WHAT TO PRODUCE: Write out the data below in full. Keep it exact.

Stored data
━━━━━━━━
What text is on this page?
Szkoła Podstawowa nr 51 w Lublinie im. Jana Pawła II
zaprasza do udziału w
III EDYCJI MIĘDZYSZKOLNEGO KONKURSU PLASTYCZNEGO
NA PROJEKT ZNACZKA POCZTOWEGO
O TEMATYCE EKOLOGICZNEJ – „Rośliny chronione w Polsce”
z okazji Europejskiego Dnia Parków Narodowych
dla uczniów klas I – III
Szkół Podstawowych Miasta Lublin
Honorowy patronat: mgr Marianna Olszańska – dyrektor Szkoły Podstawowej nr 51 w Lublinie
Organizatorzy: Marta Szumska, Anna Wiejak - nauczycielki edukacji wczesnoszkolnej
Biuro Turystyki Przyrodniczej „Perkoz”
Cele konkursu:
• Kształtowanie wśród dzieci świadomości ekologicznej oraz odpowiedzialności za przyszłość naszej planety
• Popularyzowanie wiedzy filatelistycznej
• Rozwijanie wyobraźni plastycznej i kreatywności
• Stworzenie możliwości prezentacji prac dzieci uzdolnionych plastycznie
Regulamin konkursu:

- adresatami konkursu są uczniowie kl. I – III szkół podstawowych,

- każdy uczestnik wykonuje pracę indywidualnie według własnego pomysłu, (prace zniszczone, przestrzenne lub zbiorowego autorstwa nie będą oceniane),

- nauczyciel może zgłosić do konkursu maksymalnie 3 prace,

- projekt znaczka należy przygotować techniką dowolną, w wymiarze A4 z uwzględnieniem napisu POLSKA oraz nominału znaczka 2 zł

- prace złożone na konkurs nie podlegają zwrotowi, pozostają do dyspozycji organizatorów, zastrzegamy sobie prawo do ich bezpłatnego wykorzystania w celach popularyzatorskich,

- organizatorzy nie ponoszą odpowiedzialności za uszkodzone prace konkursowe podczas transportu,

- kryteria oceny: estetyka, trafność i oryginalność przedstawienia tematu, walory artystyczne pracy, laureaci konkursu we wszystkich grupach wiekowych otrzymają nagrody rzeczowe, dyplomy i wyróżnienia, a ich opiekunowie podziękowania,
━━━━━━━━
PROBLEM SOLUTION:
What text is on this page?
Szkoła Podstawowa nr 51 w Lublinie im. Jana Pawła II
zaprasza do udziału w
III EDYCJI MIĘDZYSZKOLNEGO KONKURSU PLASTYCZNEGO
NA PROJEKT ZNACZKA POCZTOWEGO
O TEMATYCE EKOLOGICZNEJ – „Rośliny chronione w Polsce”
z okazji Europejskiego Dnia Parków Narodowych
dla uczniów klas I – III
Szkół Podstawowych Miasta Lublin
Honorowy patronat: mgr Marianna Olszańska – dyrektor Szkoły Podstawowej nr 51 w Lublinie
Organizatorzy: Marta Szumska, Anna Wiejak - nauczycielki edukacji wczesnoszkolnej
Biuro Turystyki Przyrodniczej „Perkoz”
Cele konkursu:
• Kształtowanie wśród dzieci świadomości ekologicznej oraz odpowiedzialności za przyszłość naszej planety
• Popularyzowanie wiedzy filatelistycznej
• Rozwijanie wyobraźni plastycznej i kreatywności
• Stworzenie możliwości prezentacji prac dzieci uzdolnionych plastycznie
Regulamin konkursu:

- adresatami konkursu są uczniowie kl. I – III szkół podstawowych,

- każdy uczestnik wykonuje pracę indywidualnie według własnego pomysłu, (prace zniszczone, przestrzenne lub zbiorowego autorstwa nie będą oceniane),

- nauczyciel może zgłosić do konkursu maksymalnie 3 prace,

- projekt znaczka należy przygotować techniką dowolną, w wymiarze A4 z uwzględnieniem napisu POLSKA oraz nominału znaczka 2 zł

- prace złożone na konkurs nie podlegają zwrotowi, pozostają do dyspozycji organizatorów, zastrzegamy sobie prawo do ich bezpłatnego wykorzystania w celach popularyzatorskich,

- organizatorzy nie ponoszą odpowiedzialności za uszkodzone prace konkursowe podczas transportu,

- kryteria oceny: estetyka, trafność i oryginalność przedstawienia tematu, walory artystyczne pracy, laureaci konkursu we wszystkich grupach wiekowych otrzymają nagrody rzeczowe, dyplomy i wyróżnienia, a ich opiekunowie podziękowania,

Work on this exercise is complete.